Problem 1
According to the court report, on what date did the Respondent file the motion to dismiss the amended petition as untimely?

Page
◇ ◇ ◇
United States District Court, N.D. Florida, Tallahassee Division

July 29, 2019

CHRISTOPHER BAITY, Petitioner,
v.
MARK S. INCH, Secretary, Florida Department of Corrections, Respondent.

          REPORT AND RECOMMENDATION TO DENY MOTION TO DISMISS AMENDED § 2254 PETITION AS UNTIMELY

          CHARLES A. STAMPELOS, UNITED STATES MAGISTRATE JUDGE

         On December 18, 2017, Petitioner, Christopher Baity, a prisoner in the custody of the Florida Department of Corrections, with counsel, filed a petition for writ of habeas corpus pursuant to 28 U.S.C. § 2254. ECF No. 1. Pursuant to order, Petitioner filed an amended petition on the proper form on October 29, 2018.[1] ECF No. 15, 22. On June 14, 2019, Respondent filed a motion to dismiss the amended complaint as untimely. ECF No. 28. Petitioner filed a reply on July 24, 2019. ECF No. 29.

         The matter is referred to the undersigned United States Magistrate Judge for issuance of all preliminary orders and any recommendations to the district court regarding dispositive matters, pursuant to 28 U.S.C. § 636 and Northern District of Florida Local Rule 72.2(B). After careful consideration of all issues raised by the parties, the undersigned has determined that no evidentiary hearing is required. As explained below, based on the pleadings and attachments before the Court, the undersigned has determined Respondent's motion to dismiss should be denied and the Respondent should be directed to file a response to the amended § 2254 petition.
◇ ◇ ◇
Exercise input
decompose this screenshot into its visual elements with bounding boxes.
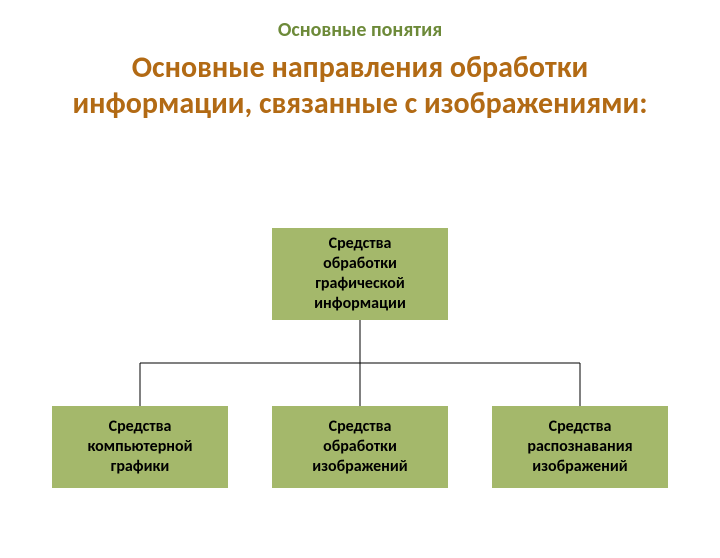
child-node-1: Средства обработки изображений [272,406,448,488]
title-main: Основные направления обработки информаци… [0,50,720,122]
root-node: Средства обработки графической информаци… [272,228,448,320]
child-node-0: Средства компьютерной графики [52,406,228,488]
child-node-2: Средства распознавания изображений [492,406,668,488]
header-small: Основные понятия [0,18,720,42]
children-row: Средства компьютерной графики Средства об… [0,406,720,488]
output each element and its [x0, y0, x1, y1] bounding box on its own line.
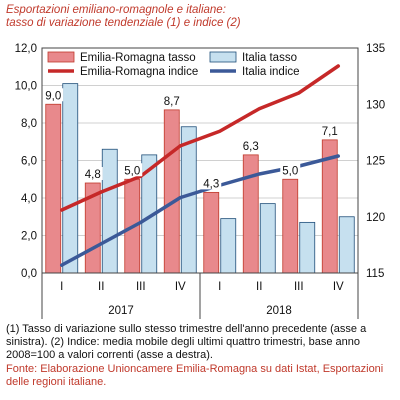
title-line-2: tasso di variazione tendenziale (1) e in… [6, 17, 241, 29]
bar-emilia-romagna-tasso [282, 178, 299, 274]
left-axis-tick-label: 2,0 [21, 231, 37, 243]
category-tick-label: II [256, 281, 262, 293]
data-label-background [122, 163, 143, 177]
right-axis-tick-label: 135 [366, 43, 385, 55]
year-label: 2017 [108, 305, 134, 317]
legend-item-italia-tasso: Italia tasso [242, 52, 297, 64]
right-axis-tick-label: 125 [366, 156, 385, 168]
left-axis-tick-label: 10,0 [15, 81, 37, 93]
data-label-background [161, 93, 182, 107]
data-label-background [82, 167, 103, 180]
legend-swatch [47, 51, 75, 63]
chart-svg: 0,0 2,0 4,0 6,0 8,0 10,0 12,0 115 120 125 130 135 9,… [15, 43, 385, 319]
data-label: 4,3 [203, 178, 219, 190]
data-label-background [201, 176, 222, 190]
right-axis-tick-label: 115 [366, 268, 384, 280]
category-tick-label: III [294, 281, 304, 293]
data-label-background [43, 88, 64, 102]
left-axis-tick-label: 8,0 [21, 118, 37, 130]
category-tick-label: I [60, 281, 63, 293]
left-axis-tick-label: 4,0 [21, 193, 37, 205]
category-tick-label: IV [333, 281, 344, 293]
chart-title: Esportazioni emiliano-romagnole e italia… [6, 4, 241, 30]
right-axis-tick-label: 130 [366, 99, 385, 111]
legend-item-emilia-romagna-tasso: Emilia-Romagna tasso [80, 52, 196, 64]
year-label: 2018 [266, 305, 292, 317]
bar-italia-tasso [180, 126, 197, 274]
bar-emilia-romagna-tasso [45, 103, 62, 274]
bar-italia-tasso [338, 216, 355, 274]
bar-italia-tasso [62, 83, 79, 274]
category-tick-label: III [136, 281, 146, 293]
bar-emilia-romagna-tasso [203, 191, 220, 274]
footnote: (1) Tasso di variazione sullo stesso tri… [6, 323, 367, 361]
bar-italia-tasso [299, 221, 316, 274]
data-label: 7,1 [322, 126, 338, 138]
data-label: 4,8 [85, 169, 101, 181]
data-label: 9,0 [45, 90, 61, 102]
right-axis-tick-label: 120 [366, 212, 385, 224]
data-label: 6,3 [243, 141, 259, 153]
category-tick-label: IV [175, 281, 186, 293]
category-tick-label: II [98, 281, 104, 293]
data-label: 8,7 [164, 96, 180, 108]
title-line-1: Esportazioni emiliano-romagnole e italia… [6, 4, 226, 16]
data-label-background [319, 123, 340, 137]
left-axis-tick-label: 0,0 [21, 268, 37, 280]
line-emilia-romagna-indice [60, 64, 340, 212]
bar-italia-tasso [259, 203, 276, 274]
legend-item-emilia-romagna-indice: Emilia-Romagna indice [80, 66, 198, 78]
data-label-background [280, 163, 301, 177]
bar-italia-tasso [101, 148, 118, 274]
source-note: Fonte: Elaborazione Unioncamere Emilia-R… [6, 363, 384, 388]
legend-swatch [209, 51, 237, 63]
category-tick-label: I [218, 281, 221, 293]
bar-emilia-romagna-tasso [163, 109, 180, 274]
bar-italia-tasso [220, 218, 237, 274]
data-label: 5,0 [124, 165, 140, 177]
data-label-background [240, 138, 261, 152]
left-axis-tick-label: 6,0 [21, 156, 37, 168]
legend-item-italia-indice: Italia indice [242, 66, 300, 78]
bar-emilia-romagna-tasso [242, 154, 259, 274]
left-axis-tick-label: 12,0 [15, 43, 37, 55]
data-label: 5,0 [282, 165, 298, 177]
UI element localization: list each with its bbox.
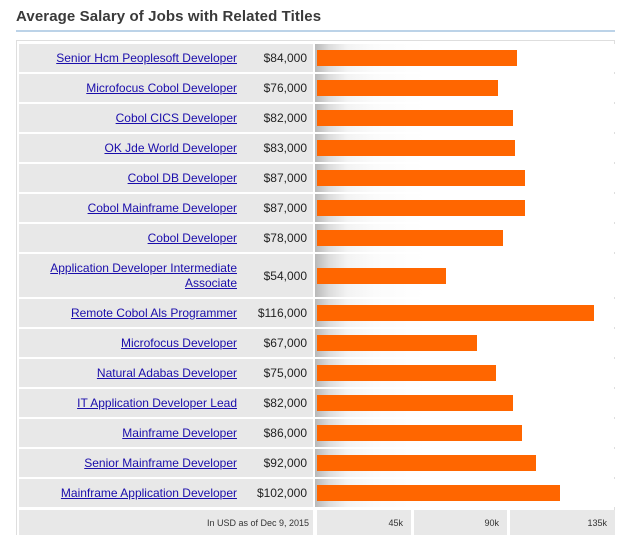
job-title-link[interactable]: Cobol Developer (147, 230, 237, 245)
table-row: Microfocus Cobol Developer $76,000 (19, 74, 615, 102)
footer-note-cell: In USD as of Dec 9, 2015 (19, 510, 313, 535)
salary-value: $87,000 (263, 201, 307, 215)
salary-value: $92,000 (263, 456, 307, 470)
job-title-link[interactable]: Mainframe Developer (122, 425, 237, 440)
job-title-link[interactable]: Microfocus Developer (120, 335, 237, 350)
job-title-link[interactable]: Natural Adabas Developer (96, 365, 237, 380)
table-row: IT Application Developer Lead $82,000 (19, 389, 615, 417)
salary-bar (317, 485, 560, 501)
job-title-link[interactable]: Remote Cobol Als Programmer (70, 305, 237, 320)
salary-value: $84,000 (263, 51, 307, 65)
row-label-cell: Mainframe Developer $86,000 (19, 419, 313, 447)
table-row: Cobol DB Developer $87,000 (19, 164, 615, 192)
row-label-cell: Cobol CICS Developer $82,000 (19, 104, 313, 132)
row-label-cell: Microfocus Developer $67,000 (19, 329, 313, 357)
salary-value: $54,000 (263, 268, 307, 283)
salary-bar (317, 305, 594, 321)
table-row: Cobol Mainframe Developer $87,000 (19, 194, 615, 222)
job-title-link[interactable]: Cobol DB Developer (127, 170, 237, 185)
table-row: Cobol CICS Developer $82,000 (19, 104, 615, 132)
row-label-cell: Remote Cobol Als Programmer $116,000 (19, 299, 313, 327)
table-row: Mainframe Developer $86,000 (19, 419, 615, 447)
table-row: Mainframe Application Developer $102,000 (19, 479, 615, 507)
salary-value: $78,000 (263, 231, 307, 245)
salary-value: $86,000 (263, 426, 307, 440)
salary-bar (317, 455, 536, 471)
chart-footer: In USD as of Dec 9, 2015 45k 90k 135k (19, 510, 615, 535)
salary-value: $67,000 (263, 336, 307, 350)
salary-value: $83,000 (263, 141, 307, 155)
salary-bar (317, 80, 498, 96)
table-row: Cobol Developer $78,000 (19, 224, 615, 252)
row-label-cell: Cobol Developer $78,000 (19, 224, 313, 252)
salary-bar (317, 395, 513, 411)
row-label-cell: Application Developer Intermediate Assoc… (19, 254, 313, 297)
salary-rows: Senior Hcm Peoplesoft Developer $84,000 Mi… (19, 44, 615, 509)
salary-value: $76,000 (263, 81, 307, 95)
salary-bar (317, 50, 517, 66)
row-label-cell: Senior Hcm Peoplesoft Developer $84,000 (19, 44, 313, 72)
job-title-link[interactable]: Mainframe Application Developer (60, 485, 237, 500)
salary-bar (317, 200, 525, 216)
job-title-link[interactable]: Application Developer Intermediate Assoc… (50, 260, 237, 290)
table-row: Application Developer Intermediate Assoc… (19, 254, 615, 297)
job-title-link[interactable]: Senior Mainframe Developer (84, 455, 237, 470)
salary-bar (317, 365, 496, 381)
table-row: OK Jde World Developer $83,000 (19, 134, 615, 162)
table-row: Natural Adabas Developer $75,000 (19, 359, 615, 387)
salary-bar (317, 140, 515, 156)
heading-divider (16, 30, 615, 32)
row-label-cell: Cobol DB Developer $87,000 (19, 164, 313, 192)
salary-bar (317, 335, 477, 351)
salary-bar (317, 170, 525, 186)
salary-value: $75,000 (263, 366, 307, 380)
row-label-cell: Natural Adabas Developer $75,000 (19, 359, 313, 387)
salary-value: $82,000 (263, 396, 307, 410)
row-label-cell: Mainframe Application Developer $102,000 (19, 479, 313, 507)
axis-tick-label: 135k (510, 510, 615, 535)
row-label-cell: Microfocus Cobol Developer $76,000 (19, 74, 313, 102)
axis-tick-label: 90k (414, 510, 507, 535)
table-row: Senior Mainframe Developer $92,000 (19, 449, 615, 477)
row-label-cell: Cobol Mainframe Developer $87,000 (19, 194, 313, 222)
axis-tick-label: 45k (317, 510, 411, 535)
job-title-link[interactable]: Cobol Mainframe Developer (87, 200, 237, 215)
job-title-link[interactable]: Cobol CICS Developer (115, 110, 237, 125)
job-title-link[interactable]: Senior Hcm Peoplesoft Developer (56, 50, 237, 65)
job-title-link[interactable]: Microfocus Cobol Developer (86, 80, 237, 95)
salary-bar (317, 425, 522, 441)
job-title-link[interactable]: OK Jde World Developer (104, 140, 237, 155)
salary-bar (317, 268, 446, 284)
footer-note: In USD as of Dec 9, 2015 (206, 517, 309, 528)
job-title-link[interactable]: IT Application Developer Lead (77, 395, 237, 410)
chart-heading: Average Salary of Jobs with Related Titl… (16, 8, 322, 25)
table-row: Remote Cobol Als Programmer $116,000 (19, 299, 615, 327)
salary-bar (317, 110, 513, 126)
salary-value: $87,000 (263, 171, 307, 185)
table-row: Senior Hcm Peoplesoft Developer $84,000 (19, 44, 615, 72)
row-label-cell: Senior Mainframe Developer $92,000 (19, 449, 313, 477)
row-label-cell: IT Application Developer Lead $82,000 (19, 389, 313, 417)
table-row: Microfocus Developer $67,000 (19, 329, 615, 357)
salary-value: $82,000 (263, 111, 307, 125)
salary-value: $102,000 (256, 486, 307, 500)
salary-bar (317, 230, 503, 246)
row-label-cell: OK Jde World Developer $83,000 (19, 134, 313, 162)
salary-value: $116,000 (257, 306, 307, 320)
◇ ◇ ◇
Problem 2
Print everything in the entries from the line containing "child-node-1: Средства обработки" down to the line containing "child-node-0: Средства компьютерной", including both of those lines, with nothing else.

Correct response 1
June 14, 2019.

Correct response 2
child-node-1: Средства обработки изображений [272,406,448,488]
title-main: Основные направления обработки информаци… [0,50,720,122]
root-node: Средства обработки графической информаци… [272,228,448,320]
child-node-0: Средства компьютерной графики [52,406,228,488]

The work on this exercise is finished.